#### Exercise objective:
Output every record below exactly as it appears.

#### Rows:

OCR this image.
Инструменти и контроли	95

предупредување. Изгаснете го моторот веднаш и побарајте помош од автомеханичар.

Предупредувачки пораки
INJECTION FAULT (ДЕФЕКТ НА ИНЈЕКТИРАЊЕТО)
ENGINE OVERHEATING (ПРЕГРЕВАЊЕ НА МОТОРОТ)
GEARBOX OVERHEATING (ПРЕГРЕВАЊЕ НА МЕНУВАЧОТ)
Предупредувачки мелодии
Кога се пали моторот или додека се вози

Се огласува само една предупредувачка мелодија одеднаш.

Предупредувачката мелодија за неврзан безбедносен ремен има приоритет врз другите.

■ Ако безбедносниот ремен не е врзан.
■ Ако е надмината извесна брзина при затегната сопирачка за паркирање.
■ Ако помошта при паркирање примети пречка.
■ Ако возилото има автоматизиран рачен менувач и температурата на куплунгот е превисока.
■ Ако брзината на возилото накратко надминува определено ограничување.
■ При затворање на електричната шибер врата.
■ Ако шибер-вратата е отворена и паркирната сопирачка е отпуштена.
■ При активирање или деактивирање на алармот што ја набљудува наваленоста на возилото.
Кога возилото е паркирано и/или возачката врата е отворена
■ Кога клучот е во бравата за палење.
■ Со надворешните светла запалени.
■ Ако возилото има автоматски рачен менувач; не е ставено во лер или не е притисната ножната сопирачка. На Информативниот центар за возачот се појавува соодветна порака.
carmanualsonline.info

#### The result:
OCR this image.
Инструменти и контроли	95

предупредување. Изгаснете го моторот веднаш и побарајте помош од автомеханичар.

Предупредувачки пораки
INJECTION FAULT (ДЕФЕКТ НА ИНЈЕКТИРАЊЕТО)
ENGINE OVERHEATING (ПРЕГРЕВАЊЕ НА МОТОРОТ)
GEARBOX OVERHEATING (ПРЕГРЕВАЊЕ НА МЕНУВАЧОТ)
Предупредувачки мелодии
Кога се пали моторот или додека се вози

Се огласува само една предупредувачка мелодија одеднаш.

Предупредувачката мелодија за неврзан безбедносен ремен има приоритет врз другите.

■ Ако безбедносниот ремен не е врзан.
■ Ако е надмината извесна брзина при затегната сопирачка за паркирање.
■ Ако помошта при паркирање примети пречка.
■ Ако возилото има автоматизиран рачен менувач и температурата на куплунгот е превисока.
■ Ако брзината на возилото накратко надминува определено ограничување.
■ При затворање на електричната шибер врата.
■ Ако шибер-вратата е отворена и паркирната сопирачка е отпуштена.
■ При активирање или деактивирање на алармот што ја набљудува наваленоста на возилото.
Кога возилото е паркирано и/или возачката врата е отворена
■ Кога клучот е во бравата за палење.
■ Со надворешните светла запалени.
■ Ако возилото има автоматски рачен менувач; не е ставено во лер или не е притисната ножната сопирачка. На Информативниот центар за возачот се појавува соодветна порака.
carmanualsonline.info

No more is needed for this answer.